## [Objective]
Return the entries below in their exact form, leaving the pictures out.

## [Dataset records]
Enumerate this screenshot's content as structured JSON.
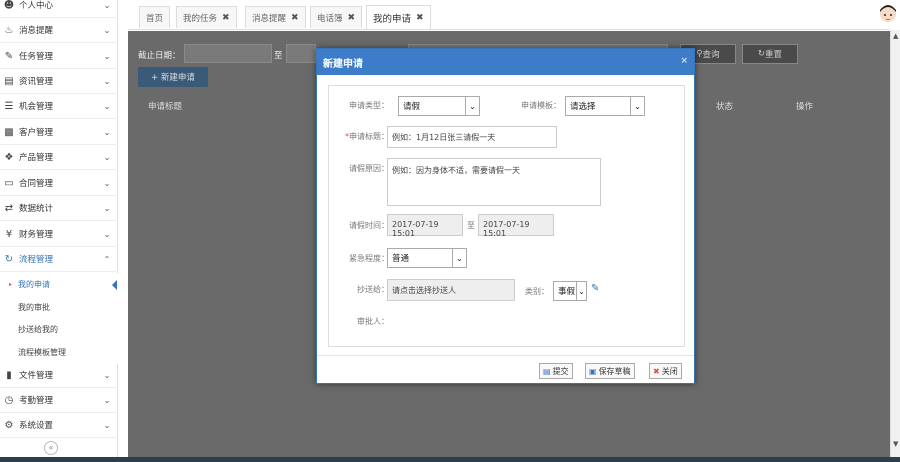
{
  "sidebar": {
    "items": [
      {
        "label": "个人中心",
        "icon": "user-icon"
      },
      {
        "label": "消息提醒",
        "icon": "bell-icon"
      },
      {
        "label": "任务管理",
        "icon": "edit-icon"
      },
      {
        "label": "资讯管理",
        "icon": "file-icon"
      },
      {
        "label": "机会管理",
        "icon": "list-icon"
      },
      {
        "label": "客户管理",
        "icon": "users-icon"
      },
      {
        "label": "产品管理",
        "icon": "cubes-icon"
      },
      {
        "label": "合同管理",
        "icon": "folder-icon"
      },
      {
        "label": "数据统计",
        "icon": "shuffle-icon"
      },
      {
        "label": "财务管理",
        "icon": "yen-icon"
      },
      {
        "label": "流程管理",
        "icon": "workflow-icon"
      }
    ],
    "sub_items": [
      "我的申请",
      "我的审批",
      "抄送给我的",
      "流程模板管理"
    ],
    "items_after": [
      {
        "label": "文件管理",
        "icon": "document-icon"
      },
      {
        "label": "考勤管理",
        "icon": "clock-icon"
      },
      {
        "label": "系统设置",
        "icon": "settings-icon"
      }
    ],
    "collapse": "«"
  },
  "tabs": [
    {
      "label": "首页",
      "closable": false
    },
    {
      "label": "我的任务",
      "closable": true
    },
    {
      "label": "消息提醒",
      "closable": true
    },
    {
      "label": "电话簿",
      "closable": true
    },
    {
      "label": "我的申请",
      "closable": true
    }
  ],
  "toolbar": {
    "date_label": "截止日期：",
    "date_sep": "至",
    "search_label": "查询",
    "reset_label": "重置",
    "new_label": "+ 新建申请"
  },
  "grid": {
    "columns": [
      "申请标题",
      "状态",
      "操作"
    ]
  },
  "modal": {
    "title": "新建申请",
    "close": "×",
    "fields": {
      "type_label": "申请类型：",
      "type_value": "请假",
      "template_label": "申请模板：",
      "template_value": "请选择",
      "title_label": "申请标题：",
      "title_placeholder": "例如：1月12日张三请假一天",
      "reason_label": "请假原因：",
      "reason_placeholder": "例如：因为身体不适，需要请假一天",
      "time_label": "请假时间：",
      "time_start": "2017-07-19 15:01",
      "time_sep": "至",
      "time_end": "2017-07-19 15:01",
      "urgency_label": "紧急程度：",
      "urgency_value": "普通",
      "cc_label": "抄送给：",
      "cc_placeholder": "请点击选择抄送人",
      "category_label": "类别：",
      "category_value": "事假",
      "approver_label": "审批人："
    },
    "buttons": {
      "submit": "提交",
      "save_draft": "保存草稿",
      "close": "关闭"
    }
  },
  "colors": {
    "accent": "#3d7cc9",
    "required": "#d9534f"
  }
}
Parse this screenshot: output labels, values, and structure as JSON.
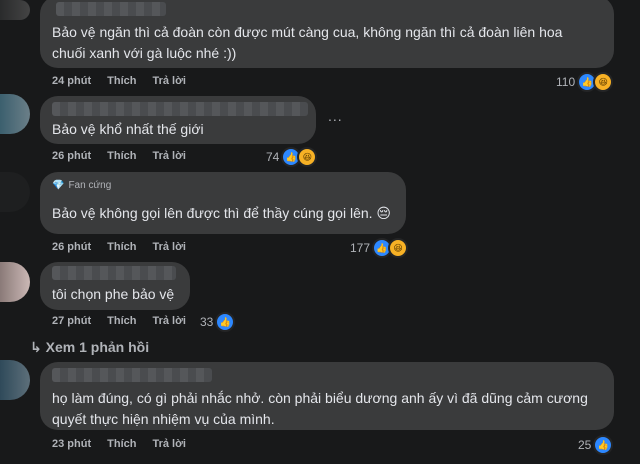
{
  "comments": [
    {
      "text": "Bảo vệ ngăn thì cả đoàn còn được mút càng cua, không ngăn thì cả đoàn liên hoa chuối xanh với gà luộc nhé :))",
      "time": "24 phút",
      "like": "Thích",
      "reply": "Trả lời",
      "reaction_count": "110",
      "reactions": [
        "like-icon",
        "haha-icon"
      ]
    },
    {
      "text": "Bảo vệ khổ nhất thế giới",
      "time": "26 phút",
      "like": "Thích",
      "reply": "Trả lời",
      "reaction_count": "74",
      "reactions": [
        "like-icon",
        "haha-icon"
      ],
      "more": "..."
    },
    {
      "badge": "Fan cứng",
      "text": "Bảo vệ không gọi lên được thì để thầy cúng gọi lên. 😔",
      "time": "26 phút",
      "like": "Thích",
      "reply": "Trả lời",
      "reaction_count": "177",
      "reactions": [
        "like-icon",
        "haha-icon"
      ]
    },
    {
      "text": "tôi chọn phe bảo vệ",
      "time": "27 phút",
      "like": "Thích",
      "reply": "Trả lời",
      "reaction_count": "33",
      "reactions": [
        "like-icon"
      ]
    },
    {
      "text_line1": "họ làm đúng, có gì phải nhắc nhở. còn phải biểu dương anh ấy vì đã dũng cảm cương",
      "text_line2": "quyết thực hiện nhiệm vụ của mình.",
      "time": "23 phút",
      "like": "Thích",
      "reply": "Trả lời",
      "reaction_count": "25",
      "reactions": [
        "like-icon"
      ]
    }
  ],
  "view_replies": "Xem 1 phản hồi"
}
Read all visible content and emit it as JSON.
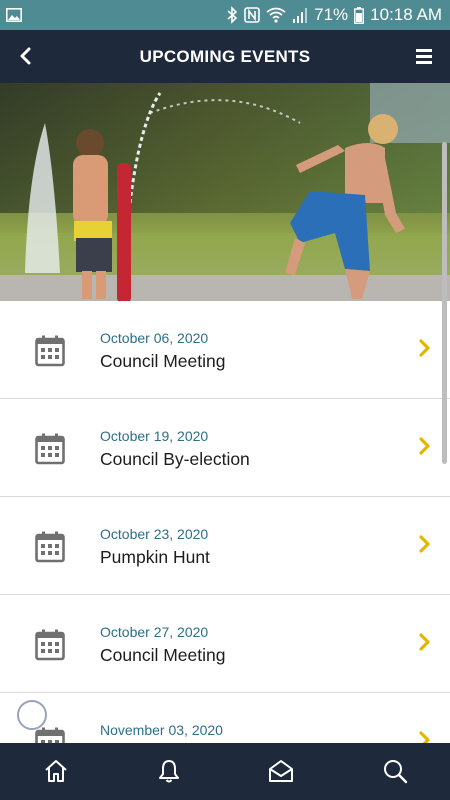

## [Solution to this problem]
Enumerate this screenshot's content as structured JSON.
{
  "sidebar": {
    "items": [
      {
        "label": "个人中心",
        "icon": "user-icon"
      },
      {
        "label": "消息提醒",
        "icon": "bell-icon"
      },
      {
        "label": "任务管理",
        "icon": "edit-icon"
      },
      {
        "label": "资讯管理",
        "icon": "file-icon"
      },
      {
        "label": "机会管理",
        "icon": "list-icon"
      },
      {
        "label": "客户管理",
        "icon": "users-icon"
      },
      {
        "label": "产品管理",
        "icon": "cubes-icon"
      },
      {
        "label": "合同管理",
        "icon": "folder-icon"
      },
      {
        "label": "数据统计",
        "icon": "shuffle-icon"
      },
      {
        "label": "财务管理",
        "icon": "yen-icon"
      },
      {
        "label": "流程管理",
        "icon": "workflow-icon"
      }
    ],
    "sub_items": [
      "我的申请",
      "我的审批",
      "抄送给我的",
      "流程模板管理"
    ],
    "items_after": [
      {
        "label": "文件管理",
        "icon": "document-icon"
      },
      {
        "label": "考勤管理",
        "icon": "clock-icon"
      },
      {
        "label": "系统设置",
        "icon": "settings-icon"
      }
    ],
    "collapse": "«"
  },
  "tabs": [
    {
      "label": "首页",
      "closable": false
    },
    {
      "label": "我的任务",
      "closable": true
    },
    {
      "label": "消息提醒",
      "closable": true
    },
    {
      "label": "电话簿",
      "closable": true
    },
    {
      "label": "我的申请",
      "closable": true
    }
  ],
  "toolbar": {
    "date_label": "截止日期：",
    "date_sep": "至",
    "search_label": "查询",
    "reset_label": "重置",
    "new_label": "+ 新建申请"
  },
  "grid": {
    "columns": [
      "申请标题",
      "状态",
      "操作"
    ]
  },
  "modal": {
    "title": "新建申请",
    "close": "×",
    "fields": {
      "type_label": "申请类型：",
      "type_value": "请假",
      "template_label": "申请模板：",
      "template_value": "请选择",
      "title_label": "申请标题：",
      "title_placeholder": "例如：1月12日张三请假一天",
      "reason_label": "请假原因：",
      "reason_placeholder": "例如：因为身体不适，需要请假一天",
      "time_label": "请假时间：",
      "time_start": "2017-07-19 15:01",
      "time_sep": "至",
      "time_end": "2017-07-19 15:01",
      "urgency_label": "紧急程度：",
      "urgency_value": "普通",
      "cc_label": "抄送给：",
      "cc_placeholder": "请点击选择抄送人",
      "category_label": "类别：",
      "category_value": "事假",
      "approver_label": "审批人："
    },
    "buttons": {
      "submit": "提交",
      "save_draft": "保存草稿",
      "close": "关闭"
    }
  },
  "colors": {
    "accent": "#3d7cc9",
    "required": "#d9534f"
  }
}
Parse this screenshot: output labels, values, and structure as JSON.
{
  "comments": [
    {
      "text": "Bảo vệ ngăn thì cả đoàn còn được mút càng cua, không ngăn thì cả đoàn liên hoa chuối xanh với gà luộc nhé :))",
      "time": "24 phút",
      "like": "Thích",
      "reply": "Trả lời",
      "reaction_count": "110",
      "reactions": [
        "like-icon",
        "haha-icon"
      ]
    },
    {
      "text": "Bảo vệ khổ nhất thế giới",
      "time": "26 phút",
      "like": "Thích",
      "reply": "Trả lời",
      "reaction_count": "74",
      "reactions": [
        "like-icon",
        "haha-icon"
      ],
      "more": "..."
    },
    {
      "badge": "Fan cứng",
      "text": "Bảo vệ không gọi lên được thì để thầy cúng gọi lên. 😔",
      "time": "26 phút",
      "like": "Thích",
      "reply": "Trả lời",
      "reaction_count": "177",
      "reactions": [
        "like-icon",
        "haha-icon"
      ]
    },
    {
      "text": "tôi chọn phe bảo vệ",
      "time": "27 phút",
      "like": "Thích",
      "reply": "Trả lời",
      "reaction_count": "33",
      "reactions": [
        "like-icon"
      ]
    },
    {
      "text_line1": "họ làm đúng, có gì phải nhắc nhở. còn phải biểu dương anh ấy vì đã dũng cảm cương",
      "text_line2": "quyết thực hiện nhiệm vụ của mình.",
      "time": "23 phút",
      "like": "Thích",
      "reply": "Trả lời",
      "reaction_count": "25",
      "reactions": [
        "like-icon"
      ]
    }
  ],
  "view_replies": "Xem 1 phản hồi"
}
Read all visible content and emit it as JSON.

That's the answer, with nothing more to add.